#### [EXERCISE BRIEF]
Quote the whole listing verbatim.

===

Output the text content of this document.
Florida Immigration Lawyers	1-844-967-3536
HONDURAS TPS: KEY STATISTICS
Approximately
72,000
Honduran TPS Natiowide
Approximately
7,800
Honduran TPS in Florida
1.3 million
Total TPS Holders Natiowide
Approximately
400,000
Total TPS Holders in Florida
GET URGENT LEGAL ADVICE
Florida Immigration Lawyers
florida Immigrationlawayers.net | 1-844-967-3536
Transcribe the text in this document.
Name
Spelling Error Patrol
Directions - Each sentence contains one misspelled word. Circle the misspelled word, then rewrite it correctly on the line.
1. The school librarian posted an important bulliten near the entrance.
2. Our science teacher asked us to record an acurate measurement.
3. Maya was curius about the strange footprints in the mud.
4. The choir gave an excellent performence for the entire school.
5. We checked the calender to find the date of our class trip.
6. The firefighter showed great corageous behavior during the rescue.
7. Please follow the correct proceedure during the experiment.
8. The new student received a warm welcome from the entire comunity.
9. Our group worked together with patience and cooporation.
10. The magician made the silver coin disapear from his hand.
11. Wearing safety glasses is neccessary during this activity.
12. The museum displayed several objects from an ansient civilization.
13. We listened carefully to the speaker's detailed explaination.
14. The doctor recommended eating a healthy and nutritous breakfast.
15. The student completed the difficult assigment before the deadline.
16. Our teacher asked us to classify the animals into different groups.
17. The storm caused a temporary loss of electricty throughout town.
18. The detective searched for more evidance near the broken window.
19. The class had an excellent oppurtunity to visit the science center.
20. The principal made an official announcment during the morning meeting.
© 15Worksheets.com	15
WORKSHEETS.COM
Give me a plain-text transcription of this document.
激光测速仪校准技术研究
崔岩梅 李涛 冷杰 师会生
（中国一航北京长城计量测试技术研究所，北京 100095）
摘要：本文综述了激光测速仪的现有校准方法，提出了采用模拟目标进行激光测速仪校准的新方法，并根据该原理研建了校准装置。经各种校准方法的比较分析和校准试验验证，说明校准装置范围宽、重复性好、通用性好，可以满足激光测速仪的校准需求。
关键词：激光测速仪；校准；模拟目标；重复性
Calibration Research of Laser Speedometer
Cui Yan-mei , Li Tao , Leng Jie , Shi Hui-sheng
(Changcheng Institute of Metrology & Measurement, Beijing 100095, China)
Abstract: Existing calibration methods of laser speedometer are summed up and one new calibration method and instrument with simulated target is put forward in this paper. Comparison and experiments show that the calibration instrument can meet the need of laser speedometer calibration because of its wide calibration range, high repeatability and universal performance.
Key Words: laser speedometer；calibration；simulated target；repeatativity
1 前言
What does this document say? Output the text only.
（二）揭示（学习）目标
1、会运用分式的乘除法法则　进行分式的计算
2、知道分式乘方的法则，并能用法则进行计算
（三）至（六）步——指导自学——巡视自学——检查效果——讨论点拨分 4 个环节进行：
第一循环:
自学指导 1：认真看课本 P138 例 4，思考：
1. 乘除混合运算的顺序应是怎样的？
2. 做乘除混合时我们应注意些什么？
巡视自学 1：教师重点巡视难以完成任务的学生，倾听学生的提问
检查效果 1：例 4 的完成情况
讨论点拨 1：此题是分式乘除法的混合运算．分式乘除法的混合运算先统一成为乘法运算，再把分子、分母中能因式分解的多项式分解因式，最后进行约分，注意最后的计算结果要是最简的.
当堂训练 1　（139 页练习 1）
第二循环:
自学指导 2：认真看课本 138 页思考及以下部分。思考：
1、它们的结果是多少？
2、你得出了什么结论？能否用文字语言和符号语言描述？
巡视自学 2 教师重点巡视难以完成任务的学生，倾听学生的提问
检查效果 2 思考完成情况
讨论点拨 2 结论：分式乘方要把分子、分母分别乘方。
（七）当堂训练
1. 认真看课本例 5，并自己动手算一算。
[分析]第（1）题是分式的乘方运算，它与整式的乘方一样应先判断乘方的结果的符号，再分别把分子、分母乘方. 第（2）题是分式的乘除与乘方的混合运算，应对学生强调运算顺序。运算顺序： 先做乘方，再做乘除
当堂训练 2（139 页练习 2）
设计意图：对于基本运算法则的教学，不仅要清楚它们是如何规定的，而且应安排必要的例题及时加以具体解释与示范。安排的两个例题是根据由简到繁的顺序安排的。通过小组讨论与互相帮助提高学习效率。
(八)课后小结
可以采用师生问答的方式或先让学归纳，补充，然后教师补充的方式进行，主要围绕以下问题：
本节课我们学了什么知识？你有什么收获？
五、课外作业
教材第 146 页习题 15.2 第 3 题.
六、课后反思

===

#### [TASK OUTPUT]
Output the text content of this document.
Florida Immigration Lawyers	1-844-967-3536
HONDURAS TPS: KEY STATISTICS
Approximately
72,000
Honduran TPS Natiowide
Approximately
7,800
Honduran TPS in Florida
1.3 million
Total TPS Holders Natiowide
Approximately
400,000
Total TPS Holders in Florida
GET URGENT LEGAL ADVICE
Florida Immigration Lawyers
florida Immigrationlawayers.net | 1-844-967-3536
Transcribe the text in this document.
Name
Spelling Error Patrol
Directions - Each sentence contains one misspelled word. Circle the misspelled word, then rewrite it correctly on the line.
1. The school librarian posted an important bulliten near the entrance.
2. Our science teacher asked us to record an acurate measurement.
3. Maya was curius about the strange footprints in the mud.
4. The choir gave an excellent performence for the entire school.
5. We checked the calender to find the date of our class trip.
6. The firefighter showed great corageous behavior during the rescue.
7. Please follow the correct proceedure during the experiment.
8. The new student received a warm welcome from the entire comunity.
9. Our group worked together with patience and cooporation.
10. The magician made the silver coin disapear from his hand.
11. Wearing safety glasses is neccessary during this activity.
12. The museum displayed several objects from an ansient civilization.
13. We listened carefully to the speaker's detailed explaination.
14. The doctor recommended eating a healthy and nutritous breakfast.
15. The student completed the difficult assigment before the deadline.
16. Our teacher asked us to classify the animals into different groups.
17. The storm caused a temporary loss of electricty throughout town.
18. The detective searched for more evidance near the broken window.
19. The class had an excellent oppurtunity to visit the science center.
20. The principal made an official announcment during the morning meeting.
© 15Worksheets.com	15
WORKSHEETS.COM
Give me a plain-text transcription of this document.
激光测速仪校准技术研究
崔岩梅 李涛 冷杰 师会生
（中国一航北京长城计量测试技术研究所，北京 100095）
摘要：本文综述了激光测速仪的现有校准方法，提出了采用模拟目标进行激光测速仪校准的新方法，并根据该原理研建了校准装置。经各种校准方法的比较分析和校准试验验证，说明校准装置范围宽、重复性好、通用性好，可以满足激光测速仪的校准需求。
关键词：激光测速仪；校准；模拟目标；重复性
Calibration Research of Laser Speedometer
Cui Yan-mei , Li Tao , Leng Jie , Shi Hui-sheng
(Changcheng Institute of Metrology & Measurement, Beijing 100095, China)
Abstract: Existing calibration methods of laser speedometer are summed up and one new calibration method and instrument with simulated target is put forward in this paper. Comparison and experiments show that the calibration instrument can meet the need of laser speedometer calibration because of its wide calibration range, high repeatability and universal performance.
Key Words: laser speedometer；calibration；simulated target；repeatativity
1 前言
What does this document say? Output the text only.
（二）揭示（学习）目标
1、会运用分式的乘除法法则　进行分式的计算
2、知道分式乘方的法则，并能用法则进行计算
（三）至（六）步——指导自学——巡视自学——检查效果——讨论点拨分 4 个环节进行：
第一循环:
自学指导 1：认真看课本 P138 例 4，思考：
1. 乘除混合运算的顺序应是怎样的？
2. 做乘除混合时我们应注意些什么？
巡视自学 1：教师重点巡视难以完成任务的学生，倾听学生的提问
检查效果 1：例 4 的完成情况
讨论点拨 1：此题是分式乘除法的混合运算．分式乘除法的混合运算先统一成为乘法运算，再把分子、分母中能因式分解的多项式分解因式，最后进行约分，注意最后的计算结果要是最简的.
当堂训练 1　（139 页练习 1）
第二循环:
自学指导 2：认真看课本 138 页思考及以下部分。思考：
1、它们的结果是多少？
2、你得出了什么结论？能否用文字语言和符号语言描述？
巡视自学 2 教师重点巡视难以完成任务的学生，倾听学生的提问
检查效果 2 思考完成情况
讨论点拨 2 结论：分式乘方要把分子、分母分别乘方。
（七）当堂训练
1. 认真看课本例 5，并自己动手算一算。
[分析]第（1）题是分式的乘方运算，它与整式的乘方一样应先判断乘方的结果的符号，再分别把分子、分母乘方. 第（2）题是分式的乘除与乘方的混合运算，应对学生强调运算顺序。运算顺序： 先做乘方，再做乘除
当堂训练 2（139 页练习 2）
设计意图：对于基本运算法则的教学，不仅要清楚它们是如何规定的，而且应安排必要的例题及时加以具体解释与示范。安排的两个例题是根据由简到繁的顺序安排的。通过小组讨论与互相帮助提高学习效率。
(八)课后小结
可以采用师生问答的方式或先让学归纳，补充，然后教师补充的方式进行，主要围绕以下问题：
本节课我们学了什么知识？你有什么收获？
五、课外作业
教材第 146 页习题 15.2 第 3 题.
六、课后反思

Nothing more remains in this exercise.